◆ **Tareas requeridas**:
1: Según el texto sobre la resistencia a los antibióticos, ¿cuántas muertes por año se prevé que cause esta resistencia hacia 2050?
2: Escribe la continuación del texto sobre la resistencia a los antibióticos a partir de su última oración.

◆ **Bloque de texto**:
━━━━━━━━

Esta tendencia comenzó con los pollos en 1971. Los precios bajaron tanto que el ave se convirtió en la carne más consumida en los Estados Unidos. «Y también en la carne más propensa a transmitir enfermedades, y resistencia a los antibióticos, que es la crisis de salud lenta pero más importante de nuestra época».
No se piensa en la resistencia a los antibióticos como una epidemia oculta, sino como algo extraño e infrecuente, que le puede pasar a los ancianos o a las personas desgastadas por una enfermedad crónica. «Pero las infecciones resistentes son un problema vasto y común que sucede en todas partes en nuestra vida cotidiana: a los niños en las guarderías, a los atletas en edad de competición, a los adolescentes que se hacen piercings, a la gente que se mantiene saludable en el gimnasio», reveló McKenna.
Causan al menos 700.000 muertes anuales en el mundo, 23.000 de ellas en los Estados Unidos, 25.000 en Europa, más de 63.000 en bebés en la India. Y un total de 2 millones de casos de enfermedades solo en los Estados Unidos. «Se prevé que hacia 2050 la resistencia a los antibióticos costará al mundo USD 100 billones y causará una impactante cantidad de 10 millones de muertes por año».
Las bacterias desarrollaron defensas contra los antibióticos desde que se utilizó la penicilina, en la década de 1940. La tetracilina, la eritromicina, la meticilina y la cefalosporina tuvieron un tiempo de auge seguido por la resistencia. «De hecho, a medida que pasan las décadas parecen adaptarse más rápidamente que antes», advirtió la autora de Big Chicken. Eso podría causar un futuro de pesadilla, donde algo tan simple como la extracción de una muela se podría convertir en un peligro de infección grave.

━━━━━━━━

◆ **Registros de datos**:
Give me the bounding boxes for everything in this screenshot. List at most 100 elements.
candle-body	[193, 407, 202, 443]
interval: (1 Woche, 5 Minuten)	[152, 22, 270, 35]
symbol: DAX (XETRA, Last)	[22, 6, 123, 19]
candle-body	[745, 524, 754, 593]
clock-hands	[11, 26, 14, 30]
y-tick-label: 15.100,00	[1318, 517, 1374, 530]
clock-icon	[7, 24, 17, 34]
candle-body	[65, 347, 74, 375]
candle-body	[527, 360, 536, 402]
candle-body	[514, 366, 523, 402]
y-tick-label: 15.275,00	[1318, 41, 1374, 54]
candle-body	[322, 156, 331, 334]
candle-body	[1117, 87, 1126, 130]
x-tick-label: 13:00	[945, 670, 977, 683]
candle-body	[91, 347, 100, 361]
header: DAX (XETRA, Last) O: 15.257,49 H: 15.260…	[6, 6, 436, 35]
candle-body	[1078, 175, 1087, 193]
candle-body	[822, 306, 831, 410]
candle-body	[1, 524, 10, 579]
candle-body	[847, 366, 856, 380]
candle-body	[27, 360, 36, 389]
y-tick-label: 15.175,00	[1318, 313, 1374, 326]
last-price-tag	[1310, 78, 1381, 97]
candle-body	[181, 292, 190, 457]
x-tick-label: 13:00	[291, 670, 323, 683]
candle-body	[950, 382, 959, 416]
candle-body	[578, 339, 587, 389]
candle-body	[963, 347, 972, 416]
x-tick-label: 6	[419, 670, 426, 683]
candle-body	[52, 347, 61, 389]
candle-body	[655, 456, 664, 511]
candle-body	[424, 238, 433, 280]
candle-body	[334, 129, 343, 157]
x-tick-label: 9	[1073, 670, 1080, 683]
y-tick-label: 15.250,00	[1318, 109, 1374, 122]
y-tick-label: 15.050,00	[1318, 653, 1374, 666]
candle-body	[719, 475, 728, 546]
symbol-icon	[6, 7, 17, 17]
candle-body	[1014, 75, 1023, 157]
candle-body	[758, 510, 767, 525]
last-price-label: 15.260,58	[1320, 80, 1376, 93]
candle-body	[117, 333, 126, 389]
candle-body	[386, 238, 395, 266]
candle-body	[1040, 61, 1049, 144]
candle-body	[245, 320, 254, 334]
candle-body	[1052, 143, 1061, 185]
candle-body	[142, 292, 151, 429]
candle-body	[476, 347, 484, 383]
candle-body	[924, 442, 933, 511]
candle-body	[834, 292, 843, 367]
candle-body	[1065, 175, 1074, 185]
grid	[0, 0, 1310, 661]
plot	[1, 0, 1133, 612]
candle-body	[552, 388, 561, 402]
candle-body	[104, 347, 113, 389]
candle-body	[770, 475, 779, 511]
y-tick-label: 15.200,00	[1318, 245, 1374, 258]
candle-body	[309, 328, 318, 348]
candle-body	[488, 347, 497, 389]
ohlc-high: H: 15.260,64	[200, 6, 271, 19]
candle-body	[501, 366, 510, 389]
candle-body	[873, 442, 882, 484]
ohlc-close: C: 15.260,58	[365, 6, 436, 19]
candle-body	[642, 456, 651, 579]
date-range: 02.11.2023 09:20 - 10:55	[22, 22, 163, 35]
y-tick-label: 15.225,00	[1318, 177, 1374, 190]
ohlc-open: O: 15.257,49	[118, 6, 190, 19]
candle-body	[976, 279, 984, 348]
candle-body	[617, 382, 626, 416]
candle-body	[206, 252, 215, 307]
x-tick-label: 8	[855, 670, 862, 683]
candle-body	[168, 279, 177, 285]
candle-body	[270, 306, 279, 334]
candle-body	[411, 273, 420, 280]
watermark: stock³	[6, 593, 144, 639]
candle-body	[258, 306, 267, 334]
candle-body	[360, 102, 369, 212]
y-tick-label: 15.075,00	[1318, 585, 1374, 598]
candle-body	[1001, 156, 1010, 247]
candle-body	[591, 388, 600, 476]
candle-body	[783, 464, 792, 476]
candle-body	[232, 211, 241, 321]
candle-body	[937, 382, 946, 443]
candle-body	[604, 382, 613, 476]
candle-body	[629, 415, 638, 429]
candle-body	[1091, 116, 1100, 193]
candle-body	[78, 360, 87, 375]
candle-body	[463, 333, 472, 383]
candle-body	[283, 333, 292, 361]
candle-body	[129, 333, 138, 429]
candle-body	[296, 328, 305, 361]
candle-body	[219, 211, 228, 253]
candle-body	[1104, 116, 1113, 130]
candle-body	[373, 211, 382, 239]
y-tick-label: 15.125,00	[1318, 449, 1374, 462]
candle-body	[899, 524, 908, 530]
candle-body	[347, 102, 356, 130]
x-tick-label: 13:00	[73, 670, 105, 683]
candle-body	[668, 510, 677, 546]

━━━━━━━━

◆ **Respuestas dadas**:
1: 10 millones de muertes por año.

2:
Aunque durante mucho tiempo se creyó que el contraataque de las bacterias se debía al mal uso de los antibióticos, en realidad desde que se presentó esa familia de drogas se ha utilizado en la cría de animales para consumo. «El 80% de los antibióticos que se venden en los Estados Unidos y más de la mitad de los que se venden en el mundo se usan en animales, no en humanos», escribió McKenna. Y no se usan cuando se enferman, como entre las personas, sino rutinariamente en su alimentación y su agua.
Cuando las bacterias vencen al antibiótico en los animales, están listas para vencerlo en los humanos: son las mismas drogas.
«La resistencia al antibiótico es como el cambio climático», comparó la periodista de Georgia. «Es una amenaza apabullante, creada a lo largo de décadas». Y del mismo modo que el cambio climático, genera conflictos de intereses: para una parte de la humanidad es importante contar con proteína barata para alimentarse, aunque los países desarrollados puedan comenzar a arrepentirse del modo en que se llegó a eso.
McKenna señaló ejemplos positivos de cambio: en los Países Bajos, los granjeros se comprometieron a no usar antibióticos y probaron que es posible lograr una producción a escala industrial. Algunas empresas en los Estados Unidos, como Perdue Farms, también lo hicieron.
«Todos esos logros son letreros que señalan la dirección en la que debe ir la cría de pollos, reses y cerdos, y el pescado de piscifactoría: hacia una forma de producción en la cual los antibióticos se utilicen tan escasamente como sea posible: para curar a los animales enfermos, pero no para engordarlos o cuidarlos preventivamente», observó la autora.
En su perspectiva, el empleo correcto —igual al del uso en humanos: ante una infección, en la dosis adecuada y durante un tiempo limitado— «es la única manera de equilibrar la utilidad de los antibióticos y el riesgo de resistencia».